WRITTEN TASK
Output every one of these lines as a JSON list of strings, one string per line, skipping blank lines. Leave the pictures out of your answer.

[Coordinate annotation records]
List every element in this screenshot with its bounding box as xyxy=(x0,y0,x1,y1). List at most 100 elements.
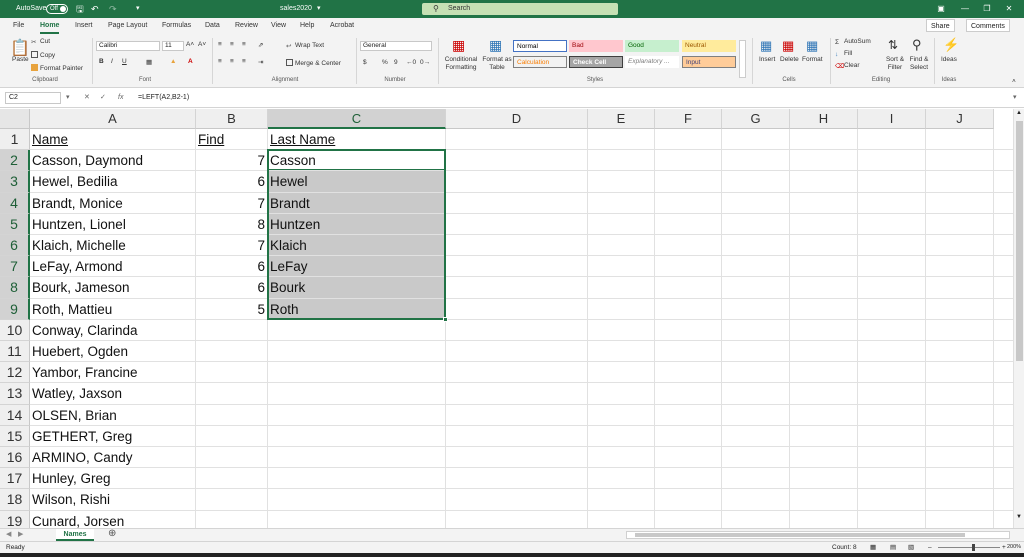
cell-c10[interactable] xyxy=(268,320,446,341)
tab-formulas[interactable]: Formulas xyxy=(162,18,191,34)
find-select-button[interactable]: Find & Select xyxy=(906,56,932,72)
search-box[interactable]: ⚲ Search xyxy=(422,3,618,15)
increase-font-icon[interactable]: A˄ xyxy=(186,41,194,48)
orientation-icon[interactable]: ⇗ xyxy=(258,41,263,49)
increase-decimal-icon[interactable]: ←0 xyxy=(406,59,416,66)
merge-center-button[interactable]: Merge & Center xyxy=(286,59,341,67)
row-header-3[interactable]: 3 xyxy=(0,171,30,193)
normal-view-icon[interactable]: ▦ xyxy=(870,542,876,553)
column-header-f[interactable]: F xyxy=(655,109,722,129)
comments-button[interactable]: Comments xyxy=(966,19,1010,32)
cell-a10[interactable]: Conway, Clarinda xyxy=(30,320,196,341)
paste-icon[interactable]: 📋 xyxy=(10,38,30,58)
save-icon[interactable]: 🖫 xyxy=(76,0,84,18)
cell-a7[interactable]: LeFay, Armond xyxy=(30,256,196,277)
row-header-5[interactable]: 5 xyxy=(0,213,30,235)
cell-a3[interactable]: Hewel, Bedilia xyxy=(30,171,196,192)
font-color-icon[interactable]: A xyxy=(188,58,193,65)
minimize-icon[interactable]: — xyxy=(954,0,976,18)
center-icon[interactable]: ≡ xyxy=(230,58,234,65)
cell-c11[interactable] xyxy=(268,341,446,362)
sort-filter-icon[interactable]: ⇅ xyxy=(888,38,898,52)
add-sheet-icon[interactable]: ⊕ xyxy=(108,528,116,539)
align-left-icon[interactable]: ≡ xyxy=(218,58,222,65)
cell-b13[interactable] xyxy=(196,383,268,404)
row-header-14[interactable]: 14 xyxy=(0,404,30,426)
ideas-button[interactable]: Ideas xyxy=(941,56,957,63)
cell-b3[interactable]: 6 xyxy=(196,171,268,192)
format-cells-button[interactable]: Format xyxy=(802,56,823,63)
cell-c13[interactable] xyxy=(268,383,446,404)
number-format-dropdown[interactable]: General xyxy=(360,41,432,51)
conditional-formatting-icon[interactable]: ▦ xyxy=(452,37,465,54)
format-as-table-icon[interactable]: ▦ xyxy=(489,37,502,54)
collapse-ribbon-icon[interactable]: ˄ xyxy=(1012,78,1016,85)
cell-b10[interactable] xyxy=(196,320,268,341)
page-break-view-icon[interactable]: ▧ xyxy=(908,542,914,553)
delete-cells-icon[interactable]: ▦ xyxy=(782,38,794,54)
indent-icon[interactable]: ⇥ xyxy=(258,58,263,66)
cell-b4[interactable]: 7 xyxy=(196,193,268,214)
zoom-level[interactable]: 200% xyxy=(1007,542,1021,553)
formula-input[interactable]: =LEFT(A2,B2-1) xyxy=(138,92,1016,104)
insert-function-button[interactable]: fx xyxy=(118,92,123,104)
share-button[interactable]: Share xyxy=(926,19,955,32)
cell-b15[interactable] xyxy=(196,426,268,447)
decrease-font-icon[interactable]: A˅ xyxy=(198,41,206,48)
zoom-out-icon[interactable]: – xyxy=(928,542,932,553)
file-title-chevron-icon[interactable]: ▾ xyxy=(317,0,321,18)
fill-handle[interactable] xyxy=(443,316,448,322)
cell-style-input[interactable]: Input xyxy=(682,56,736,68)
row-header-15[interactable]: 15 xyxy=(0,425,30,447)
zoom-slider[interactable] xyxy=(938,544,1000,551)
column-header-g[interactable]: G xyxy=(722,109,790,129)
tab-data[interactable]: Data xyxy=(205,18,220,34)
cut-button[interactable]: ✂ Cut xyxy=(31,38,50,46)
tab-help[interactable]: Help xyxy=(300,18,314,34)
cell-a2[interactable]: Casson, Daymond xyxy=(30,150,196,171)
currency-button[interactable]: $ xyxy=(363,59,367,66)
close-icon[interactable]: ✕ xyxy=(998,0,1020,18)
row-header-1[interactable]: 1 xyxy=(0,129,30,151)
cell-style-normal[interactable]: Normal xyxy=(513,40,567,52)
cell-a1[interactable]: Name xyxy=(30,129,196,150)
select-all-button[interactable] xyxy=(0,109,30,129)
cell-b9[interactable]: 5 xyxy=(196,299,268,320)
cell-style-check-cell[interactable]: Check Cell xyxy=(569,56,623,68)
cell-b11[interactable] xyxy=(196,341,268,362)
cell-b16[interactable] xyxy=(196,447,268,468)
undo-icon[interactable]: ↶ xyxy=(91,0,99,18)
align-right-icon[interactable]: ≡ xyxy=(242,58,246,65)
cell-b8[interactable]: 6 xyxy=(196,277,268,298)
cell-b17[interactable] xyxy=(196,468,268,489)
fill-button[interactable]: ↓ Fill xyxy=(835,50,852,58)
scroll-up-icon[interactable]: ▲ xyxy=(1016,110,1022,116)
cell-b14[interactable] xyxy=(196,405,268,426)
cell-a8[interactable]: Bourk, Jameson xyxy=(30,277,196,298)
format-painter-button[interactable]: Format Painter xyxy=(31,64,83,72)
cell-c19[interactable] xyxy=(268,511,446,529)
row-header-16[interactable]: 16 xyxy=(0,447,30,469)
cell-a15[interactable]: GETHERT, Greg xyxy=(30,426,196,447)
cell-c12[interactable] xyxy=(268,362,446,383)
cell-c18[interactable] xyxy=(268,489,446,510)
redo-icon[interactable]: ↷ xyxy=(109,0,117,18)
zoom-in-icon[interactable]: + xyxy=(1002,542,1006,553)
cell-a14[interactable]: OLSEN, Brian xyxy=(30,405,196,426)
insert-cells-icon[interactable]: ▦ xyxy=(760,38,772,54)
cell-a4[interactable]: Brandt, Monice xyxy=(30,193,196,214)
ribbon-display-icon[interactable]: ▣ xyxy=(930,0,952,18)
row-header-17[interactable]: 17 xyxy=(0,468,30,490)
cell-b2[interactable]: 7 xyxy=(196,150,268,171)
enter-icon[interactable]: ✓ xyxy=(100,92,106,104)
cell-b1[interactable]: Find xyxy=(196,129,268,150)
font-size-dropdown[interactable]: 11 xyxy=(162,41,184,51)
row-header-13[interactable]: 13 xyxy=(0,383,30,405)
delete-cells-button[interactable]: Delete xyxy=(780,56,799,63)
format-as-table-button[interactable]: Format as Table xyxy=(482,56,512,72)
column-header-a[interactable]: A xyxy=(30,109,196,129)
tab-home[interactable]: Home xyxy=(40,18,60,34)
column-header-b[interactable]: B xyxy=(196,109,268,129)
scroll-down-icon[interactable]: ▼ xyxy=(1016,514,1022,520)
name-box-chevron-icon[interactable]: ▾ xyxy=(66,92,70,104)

EXERCISE ANSWER
[
  "List every element in this screenshot with its bounding box as xyxy=(x0,y0,x1,y1). List at most 100 elements.",
  "cell-c10[interactable] xyxy=(268,320,446,341)",
  "tab-formulas[interactable]: Formulas xyxy=(162,18,191,34)",
  "find-select-button[interactable]: Find & Select xyxy=(906,56,932,72)",
  "search-box[interactable]: ⚲ Search xyxy=(422,3,618,15)",
  "increase-font-icon[interactable]: A˄ xyxy=(186,41,194,48)",
  "orientation-icon[interactable]: ⇗ xyxy=(258,41,263,49)",
  "increase-decimal-icon[interactable]: ←0 xyxy=(406,59,416,66)",
  "merge-center-button[interactable]: Merge & Center xyxy=(286,59,341,67)",
  "row-header-3[interactable]: 3 xyxy=(0,171,30,193)",
  "normal-view-icon[interactable]: ▦ xyxy=(870,542,876,553)",
  "column-header-f[interactable]: F xyxy=(655,109,722,129)",
  "comments-button[interactable]: Comments xyxy=(966,19,1010,32)",
  "cell-a10[interactable]: Conway, Clarinda xyxy=(30,320,196,341)",
  "paste-icon[interactable]: 📋 xyxy=(10,38,30,58)",
  "save-icon[interactable]: 🖫 xyxy=(76,0,84,18)",
  "cell-a7[interactable]: LeFay, Armond xyxy=(30,256,196,277)",
  "row-header-5[interactable]: 5 xyxy=(0,213,30,235)",
  "cell-a3[interactable]: Hewel, Bedilia xyxy=(30,171,196,192)",
  "font-color-icon[interactable]: A xyxy=(188,58,193,65)",
  "minimize-icon[interactable]: — xyxy=(954,0,976,18)",
  "center-icon[interactable]: ≡ xyxy=(230,58,234,65)",
  "cell-c11[interactable] xyxy=(268,341,446,362)",
  "sort-filter-icon[interactable]: ⇅ xyxy=(888,38,898,52)",
  "add-sheet-icon[interactable]: ⊕ xyxy=(108,528,116,539)",
  "align-left-icon[interactable]: ≡ xyxy=(218,58,222,65)",
  "cell-b13[interactable] xyxy=(196,383,268,404)",
  "row-header-14[interactable]: 14 xyxy=(0,404,30,426)",
  "ideas-button[interactable]: Ideas xyxy=(941,56,957,63)",
  "cell-b3[interactable]: 6 xyxy=(196,171,268,192)",
  "format-cells-button[interactable]: Format xyxy=(802,56,823,63)",
  "cell-c13[interactable] xyxy=(268,383,446,404)",
  "number-format-dropdown[interactable]: General xyxy=(360,41,432,51)",
  "conditional-formatting-icon[interactable]: ▦ xyxy=(452,37,465,54)",
  "format-as-table-icon[interactable]: ▦ xyxy=(489,37,502,54)",
  "collapse-ribbon-icon[interactable]: ˄ xyxy=(1012,78,1016,85)",
  "cell-b10[interactable] xyxy=(196,320,268,341)",
  "page-break-view-icon[interactable]: ▧ xyxy=(908,542,914,553)",
  "delete-cells-icon[interactable]: ▦ xyxy=(782,38,794,54)",
  "indent-icon[interactable]: ⇥ xyxy=(258,58,263,66)",
  "cell-b4[interactable]: 7 xyxy=(196,193,268,214)",
  "zoom-level[interactable]: 200% xyxy=(1007,542,1021,553)",
  "formula-input[interactable]: =LEFT(A2,B2-1) xyxy=(138,92,1016,104)",
  "insert-function-button[interactable]: fx xyxy=(118,92,123,104)",
  "share-button[interactable]: Share xyxy=(926,19,955,32)",
  "cell-b15[interactable] xyxy=(196,426,268,447)",
  "decrease-font-icon[interactable]: A˅ xyxy=(198,41,206,48)",
  "zoom-out-icon[interactable]: – xyxy=(928,542,932,553)",
  "file-title-chevron-icon[interactable]: ▾ xyxy=(317,0,321,18)",
  "fill-handle[interactable] xyxy=(443,316,448,322)",
  "cell-style-input[interactable]: Input xyxy=(682,56,736,68)",
  "row-header-15[interactable]: 15 xyxy=(0,425,30,447)",
  "zoom-slider[interactable] xyxy=(938,544,1000,551)",
  "column-header-g[interactable]: G xyxy=(722,109,790,129)",
  "tab-data[interactable]: Data xyxy=(205,18,220,34)",
  "cut-button[interactable]: ✂ Cut xyxy=(31,38,50,46)",
  "tab-help[interactable]: Help xyxy=(300,18,314,34)",
  "cell-a2[interactable]: Casson, Daymond xyxy=(30,150,196,171)",
  "currency-button[interactable]: $ xyxy=(363,59,367,66)",
  "close-icon[interactable]: ✕ xyxy=(998,0,1020,18)",
  "row-header-1[interactable]: 1 xyxy=(0,129,30,151)",
  "cell-style-normal[interactable]: Normal xyxy=(513,40,567,52)",
  "cell-a1[interactable]: Name xyxy=(30,129,196,150)",
  "select-all-button[interactable] xyxy=(0,109,30,129)",
  "cell-b9[interactable]: 5 xyxy=(196,299,268,320)",
  "cell-style-check-cell[interactable]: Check Cell xyxy=(569,56,623,68)",
  "cell-b11[interactable] xyxy=(196,341,268,362)",
  "cell-b16[interactable] xyxy=(196,447,268,468)",
  "undo-icon[interactable]: ↶ xyxy=(91,0,99,18)",
  "align-right-icon[interactable]: ≡ xyxy=(242,58,246,65)",
  "cell-b8[interactable]: 6 xyxy=(196,277,268,298)",
  "cell-b17[interactable] xyxy=(196,468,268,489)",
  "fill-button[interactable]: ↓ Fill xyxy=(835,50,852,58)",
  "scroll-up-icon[interactable]: ▲ xyxy=(1016,110,1022,116)",
  "cell-b14[interactable] xyxy=(196,405,268,426)",
  "cell-a8[interactable]: Bourk, Jameson xyxy=(30,277,196,298)",
  "format-painter-button[interactable]: Format Painter xyxy=(31,64,83,72)",
  "cell-c19[interactable] xyxy=(268,511,446,529)",
  "row-header-16[interactable]: 16 xyxy=(0,447,30,469)",
  "cell-a15[interactable]: GETHERT, Greg xyxy=(30,426,196,447)",
  "cell-c12[interactable] xyxy=(268,362,446,383)",
  "cell-c18[interactable] xyxy=(268,489,446,510)",
  "redo-icon[interactable]: ↷ xyxy=(109,0,117,18)",
  "zoom-in-icon[interactable]: + xyxy=(1002,542,1006,553)",
  "cell-a14[interactable]: OLSEN, Brian xyxy=(30,405,196,426)",
  "insert-cells-icon[interactable]: ▦ xyxy=(760,38,772,54)",
  "cell-a4[interactable]: Brandt, Monice xyxy=(30,193,196,214)",
  "ribbon-display-icon[interactable]: ▣ xyxy=(930,0,952,18)",
  "row-header-17[interactable]: 17 xyxy=(0,468,30,490)",
  "cell-b2[interactable]: 7 xyxy=(196,150,268,171)",
  "enter-icon[interactable]: ✓ xyxy=(100,92,106,104)",
  "cell-b1[interactable]: Find xyxy=(196,129,268,150)",
  "font-size-dropdown[interactable]: 11 xyxy=(162,41,184,51)",
  "row-header-13[interactable]: 13 xyxy=(0,383,30,405)",
  "delete-cells-button[interactable]: Delete xyxy=(780,56,799,63)",
  "format-as-table-button[interactable]: Format as Table xyxy=(482,56,512,72)",
  "column-header-a[interactable]: A xyxy=(30,109,196,129)",
  "tab-home[interactable]: Home xyxy=(40,18,60,34)",
  "column-header-b[interactable]: B xyxy=(196,109,268,129)",
  "scroll-down-icon[interactable]: ▼ xyxy=(1016,514,1022,520)",
  "name-box-chevron-icon[interactable]: ▾ xyxy=(66,92,70,104)"
]